» Instructions to follow
Collect all lines from the listing that include the string "screenshot".

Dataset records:
-=-=-
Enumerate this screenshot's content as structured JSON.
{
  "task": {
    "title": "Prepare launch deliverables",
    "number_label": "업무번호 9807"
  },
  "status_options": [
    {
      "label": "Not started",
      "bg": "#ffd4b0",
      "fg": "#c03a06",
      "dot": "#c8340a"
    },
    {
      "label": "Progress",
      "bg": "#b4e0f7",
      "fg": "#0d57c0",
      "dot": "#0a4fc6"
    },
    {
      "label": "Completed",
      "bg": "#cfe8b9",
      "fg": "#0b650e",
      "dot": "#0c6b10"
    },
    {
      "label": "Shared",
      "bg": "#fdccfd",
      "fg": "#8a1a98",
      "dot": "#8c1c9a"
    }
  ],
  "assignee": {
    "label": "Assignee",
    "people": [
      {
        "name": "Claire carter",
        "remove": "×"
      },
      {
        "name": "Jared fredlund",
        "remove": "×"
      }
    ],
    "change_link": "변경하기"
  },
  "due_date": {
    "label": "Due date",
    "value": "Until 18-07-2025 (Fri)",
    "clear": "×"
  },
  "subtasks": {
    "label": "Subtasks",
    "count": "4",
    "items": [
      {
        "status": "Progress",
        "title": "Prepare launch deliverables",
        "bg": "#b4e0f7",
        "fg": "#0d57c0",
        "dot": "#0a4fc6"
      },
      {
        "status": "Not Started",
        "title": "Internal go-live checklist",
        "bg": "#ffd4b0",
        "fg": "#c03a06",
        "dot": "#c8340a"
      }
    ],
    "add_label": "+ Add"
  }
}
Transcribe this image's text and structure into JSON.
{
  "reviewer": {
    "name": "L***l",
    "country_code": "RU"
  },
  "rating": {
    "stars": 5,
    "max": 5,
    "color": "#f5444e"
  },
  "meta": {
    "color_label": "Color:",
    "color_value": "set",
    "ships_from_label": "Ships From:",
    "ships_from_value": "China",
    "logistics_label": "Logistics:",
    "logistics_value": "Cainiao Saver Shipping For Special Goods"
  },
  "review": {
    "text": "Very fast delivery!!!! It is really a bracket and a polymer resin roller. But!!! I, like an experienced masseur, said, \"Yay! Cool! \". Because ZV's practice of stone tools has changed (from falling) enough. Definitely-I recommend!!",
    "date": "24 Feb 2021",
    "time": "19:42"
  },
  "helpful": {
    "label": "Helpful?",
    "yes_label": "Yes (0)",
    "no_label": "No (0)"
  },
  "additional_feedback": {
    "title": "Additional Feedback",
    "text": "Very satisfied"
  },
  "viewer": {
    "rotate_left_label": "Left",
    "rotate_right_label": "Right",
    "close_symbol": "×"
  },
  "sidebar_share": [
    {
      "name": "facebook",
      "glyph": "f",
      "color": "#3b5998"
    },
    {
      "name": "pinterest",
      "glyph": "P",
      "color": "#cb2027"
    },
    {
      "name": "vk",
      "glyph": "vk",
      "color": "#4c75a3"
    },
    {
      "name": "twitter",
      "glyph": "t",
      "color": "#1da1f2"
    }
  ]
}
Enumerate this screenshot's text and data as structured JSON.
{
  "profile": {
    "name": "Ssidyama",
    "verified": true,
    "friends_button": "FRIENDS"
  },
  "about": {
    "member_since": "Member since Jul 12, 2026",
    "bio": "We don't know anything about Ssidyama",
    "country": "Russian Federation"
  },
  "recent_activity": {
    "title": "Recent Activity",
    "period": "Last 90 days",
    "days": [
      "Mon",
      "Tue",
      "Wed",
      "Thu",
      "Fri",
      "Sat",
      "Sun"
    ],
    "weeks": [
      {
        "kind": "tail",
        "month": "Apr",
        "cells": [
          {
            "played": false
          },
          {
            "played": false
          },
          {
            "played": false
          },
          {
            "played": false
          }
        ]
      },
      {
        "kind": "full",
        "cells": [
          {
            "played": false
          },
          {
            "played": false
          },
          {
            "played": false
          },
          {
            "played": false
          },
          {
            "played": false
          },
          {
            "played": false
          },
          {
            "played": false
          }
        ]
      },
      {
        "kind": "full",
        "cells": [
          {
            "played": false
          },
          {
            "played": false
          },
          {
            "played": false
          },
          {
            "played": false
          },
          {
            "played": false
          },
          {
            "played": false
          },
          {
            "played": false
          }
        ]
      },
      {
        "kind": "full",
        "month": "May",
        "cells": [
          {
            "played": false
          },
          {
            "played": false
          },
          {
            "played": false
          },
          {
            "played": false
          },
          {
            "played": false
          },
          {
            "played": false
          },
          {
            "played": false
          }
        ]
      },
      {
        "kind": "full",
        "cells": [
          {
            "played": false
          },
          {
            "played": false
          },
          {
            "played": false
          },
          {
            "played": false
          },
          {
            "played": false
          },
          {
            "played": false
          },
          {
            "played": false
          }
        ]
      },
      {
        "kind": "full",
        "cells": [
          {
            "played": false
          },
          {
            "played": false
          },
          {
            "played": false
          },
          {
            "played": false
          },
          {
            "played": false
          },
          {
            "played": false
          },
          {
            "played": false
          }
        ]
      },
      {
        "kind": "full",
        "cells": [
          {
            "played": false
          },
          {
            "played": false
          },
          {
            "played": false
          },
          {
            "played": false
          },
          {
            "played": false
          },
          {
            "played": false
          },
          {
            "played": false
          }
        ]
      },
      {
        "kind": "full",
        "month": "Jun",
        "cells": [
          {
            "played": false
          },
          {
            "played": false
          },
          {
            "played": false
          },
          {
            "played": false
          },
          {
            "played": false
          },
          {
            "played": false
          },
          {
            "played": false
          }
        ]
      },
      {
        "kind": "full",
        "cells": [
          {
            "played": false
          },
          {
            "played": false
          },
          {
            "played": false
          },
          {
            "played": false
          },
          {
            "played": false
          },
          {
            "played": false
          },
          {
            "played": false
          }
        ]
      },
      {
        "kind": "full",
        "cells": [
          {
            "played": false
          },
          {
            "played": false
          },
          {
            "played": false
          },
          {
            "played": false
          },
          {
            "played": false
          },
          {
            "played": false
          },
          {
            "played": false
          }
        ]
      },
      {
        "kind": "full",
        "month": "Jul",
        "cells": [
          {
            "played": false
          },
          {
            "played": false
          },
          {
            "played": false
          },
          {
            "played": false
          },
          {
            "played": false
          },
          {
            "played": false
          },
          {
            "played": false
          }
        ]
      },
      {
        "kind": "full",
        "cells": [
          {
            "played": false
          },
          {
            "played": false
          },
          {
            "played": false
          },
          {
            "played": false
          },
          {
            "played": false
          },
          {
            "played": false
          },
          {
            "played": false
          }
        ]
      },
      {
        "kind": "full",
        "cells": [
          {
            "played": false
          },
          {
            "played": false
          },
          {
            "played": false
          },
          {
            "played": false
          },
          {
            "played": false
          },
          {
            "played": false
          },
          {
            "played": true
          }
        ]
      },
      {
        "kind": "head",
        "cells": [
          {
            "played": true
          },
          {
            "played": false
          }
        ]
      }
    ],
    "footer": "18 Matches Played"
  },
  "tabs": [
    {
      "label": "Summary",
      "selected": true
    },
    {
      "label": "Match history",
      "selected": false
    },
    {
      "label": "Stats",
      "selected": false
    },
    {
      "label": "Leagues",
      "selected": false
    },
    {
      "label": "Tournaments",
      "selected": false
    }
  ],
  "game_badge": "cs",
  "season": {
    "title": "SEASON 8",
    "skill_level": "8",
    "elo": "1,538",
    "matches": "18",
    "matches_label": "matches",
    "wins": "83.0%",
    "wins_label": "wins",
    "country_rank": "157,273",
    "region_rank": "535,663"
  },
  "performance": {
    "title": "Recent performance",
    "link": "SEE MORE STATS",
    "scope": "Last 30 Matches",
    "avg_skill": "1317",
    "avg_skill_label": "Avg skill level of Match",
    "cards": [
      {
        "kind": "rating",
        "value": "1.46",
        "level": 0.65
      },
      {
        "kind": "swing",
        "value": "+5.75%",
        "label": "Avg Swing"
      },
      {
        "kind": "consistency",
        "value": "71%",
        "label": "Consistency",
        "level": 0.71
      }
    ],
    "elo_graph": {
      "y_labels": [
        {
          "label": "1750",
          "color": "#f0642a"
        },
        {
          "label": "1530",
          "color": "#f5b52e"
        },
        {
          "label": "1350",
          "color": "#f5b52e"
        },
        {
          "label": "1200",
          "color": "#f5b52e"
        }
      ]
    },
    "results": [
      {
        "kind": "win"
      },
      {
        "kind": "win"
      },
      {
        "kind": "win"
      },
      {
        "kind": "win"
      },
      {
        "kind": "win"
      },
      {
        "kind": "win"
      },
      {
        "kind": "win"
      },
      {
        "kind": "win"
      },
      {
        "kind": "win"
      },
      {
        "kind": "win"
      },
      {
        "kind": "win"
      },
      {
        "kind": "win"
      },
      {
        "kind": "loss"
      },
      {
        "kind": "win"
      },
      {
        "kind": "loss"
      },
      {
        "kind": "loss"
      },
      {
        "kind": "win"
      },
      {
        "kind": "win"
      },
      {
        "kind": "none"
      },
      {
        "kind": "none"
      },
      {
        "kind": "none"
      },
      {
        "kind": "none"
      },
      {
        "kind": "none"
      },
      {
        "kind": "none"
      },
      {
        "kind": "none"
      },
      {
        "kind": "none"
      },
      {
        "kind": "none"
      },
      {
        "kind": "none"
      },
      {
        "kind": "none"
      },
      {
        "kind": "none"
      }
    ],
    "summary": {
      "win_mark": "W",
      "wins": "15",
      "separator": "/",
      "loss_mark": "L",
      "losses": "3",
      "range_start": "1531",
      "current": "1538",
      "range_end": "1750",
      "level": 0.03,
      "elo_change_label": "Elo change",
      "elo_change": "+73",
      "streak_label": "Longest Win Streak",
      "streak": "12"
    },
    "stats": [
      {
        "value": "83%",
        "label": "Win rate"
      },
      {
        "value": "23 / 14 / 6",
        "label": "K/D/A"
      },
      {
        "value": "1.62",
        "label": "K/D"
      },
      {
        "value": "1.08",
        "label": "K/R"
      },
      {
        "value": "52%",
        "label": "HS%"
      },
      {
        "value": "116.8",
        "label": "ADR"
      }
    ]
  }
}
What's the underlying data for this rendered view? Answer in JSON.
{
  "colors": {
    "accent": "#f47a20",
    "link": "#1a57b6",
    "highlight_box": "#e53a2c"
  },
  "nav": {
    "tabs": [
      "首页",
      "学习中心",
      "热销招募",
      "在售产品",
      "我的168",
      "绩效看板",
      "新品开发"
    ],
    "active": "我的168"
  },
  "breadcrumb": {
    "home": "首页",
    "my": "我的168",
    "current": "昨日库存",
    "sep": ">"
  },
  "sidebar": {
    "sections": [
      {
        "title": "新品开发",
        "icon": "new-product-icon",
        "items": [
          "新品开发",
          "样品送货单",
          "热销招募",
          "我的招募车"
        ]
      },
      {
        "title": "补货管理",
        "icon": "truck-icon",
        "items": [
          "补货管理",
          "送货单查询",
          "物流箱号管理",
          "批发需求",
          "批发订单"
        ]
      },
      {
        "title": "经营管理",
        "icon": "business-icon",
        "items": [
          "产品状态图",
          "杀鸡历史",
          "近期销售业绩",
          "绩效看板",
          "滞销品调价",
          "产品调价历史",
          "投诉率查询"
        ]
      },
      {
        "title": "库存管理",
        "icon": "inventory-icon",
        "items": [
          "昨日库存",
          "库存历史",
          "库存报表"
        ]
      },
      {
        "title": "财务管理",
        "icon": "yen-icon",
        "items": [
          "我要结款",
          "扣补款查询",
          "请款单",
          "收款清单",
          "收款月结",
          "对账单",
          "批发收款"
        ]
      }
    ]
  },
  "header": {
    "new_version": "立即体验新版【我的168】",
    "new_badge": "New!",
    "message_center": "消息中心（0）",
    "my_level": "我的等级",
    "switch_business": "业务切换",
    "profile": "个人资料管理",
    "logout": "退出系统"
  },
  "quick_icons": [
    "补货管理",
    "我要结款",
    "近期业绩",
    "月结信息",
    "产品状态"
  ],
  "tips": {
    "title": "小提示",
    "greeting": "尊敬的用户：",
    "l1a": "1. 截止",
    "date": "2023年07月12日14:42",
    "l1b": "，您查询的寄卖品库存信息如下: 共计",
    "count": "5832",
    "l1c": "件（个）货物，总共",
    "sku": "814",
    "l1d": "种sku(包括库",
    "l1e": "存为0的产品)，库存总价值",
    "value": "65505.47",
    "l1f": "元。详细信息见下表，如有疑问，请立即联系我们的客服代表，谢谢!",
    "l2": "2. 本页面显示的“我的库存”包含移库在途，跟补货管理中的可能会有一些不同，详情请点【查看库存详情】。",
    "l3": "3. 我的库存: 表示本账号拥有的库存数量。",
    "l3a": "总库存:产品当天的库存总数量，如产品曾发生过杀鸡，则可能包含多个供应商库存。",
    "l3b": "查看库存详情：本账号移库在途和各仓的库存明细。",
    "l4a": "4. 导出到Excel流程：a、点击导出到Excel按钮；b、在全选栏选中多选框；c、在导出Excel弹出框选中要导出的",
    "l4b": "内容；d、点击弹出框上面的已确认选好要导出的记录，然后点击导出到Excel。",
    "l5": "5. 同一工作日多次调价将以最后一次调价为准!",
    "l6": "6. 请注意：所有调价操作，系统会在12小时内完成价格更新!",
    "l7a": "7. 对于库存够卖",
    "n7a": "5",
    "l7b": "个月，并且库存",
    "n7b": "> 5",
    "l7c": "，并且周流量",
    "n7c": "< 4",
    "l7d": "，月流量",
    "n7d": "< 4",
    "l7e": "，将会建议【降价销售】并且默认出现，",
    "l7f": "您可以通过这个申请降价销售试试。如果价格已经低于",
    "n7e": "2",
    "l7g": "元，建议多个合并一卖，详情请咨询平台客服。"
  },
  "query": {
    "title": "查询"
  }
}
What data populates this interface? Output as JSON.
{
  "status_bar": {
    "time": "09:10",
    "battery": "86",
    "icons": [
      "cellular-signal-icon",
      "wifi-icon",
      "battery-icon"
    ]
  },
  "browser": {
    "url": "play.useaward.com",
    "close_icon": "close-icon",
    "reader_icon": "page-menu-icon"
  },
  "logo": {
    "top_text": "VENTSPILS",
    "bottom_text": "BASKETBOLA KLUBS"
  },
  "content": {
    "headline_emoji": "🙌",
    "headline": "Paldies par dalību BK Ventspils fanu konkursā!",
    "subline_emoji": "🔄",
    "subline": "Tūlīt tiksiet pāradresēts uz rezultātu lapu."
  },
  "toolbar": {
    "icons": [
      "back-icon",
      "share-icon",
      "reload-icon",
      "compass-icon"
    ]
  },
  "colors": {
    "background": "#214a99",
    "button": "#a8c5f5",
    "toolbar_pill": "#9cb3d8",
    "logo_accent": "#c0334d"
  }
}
-=-=-
» Exercise output
Enumerate this screenshot's content as structured JSON.
Enumerate this screenshot's text and data as structured JSON.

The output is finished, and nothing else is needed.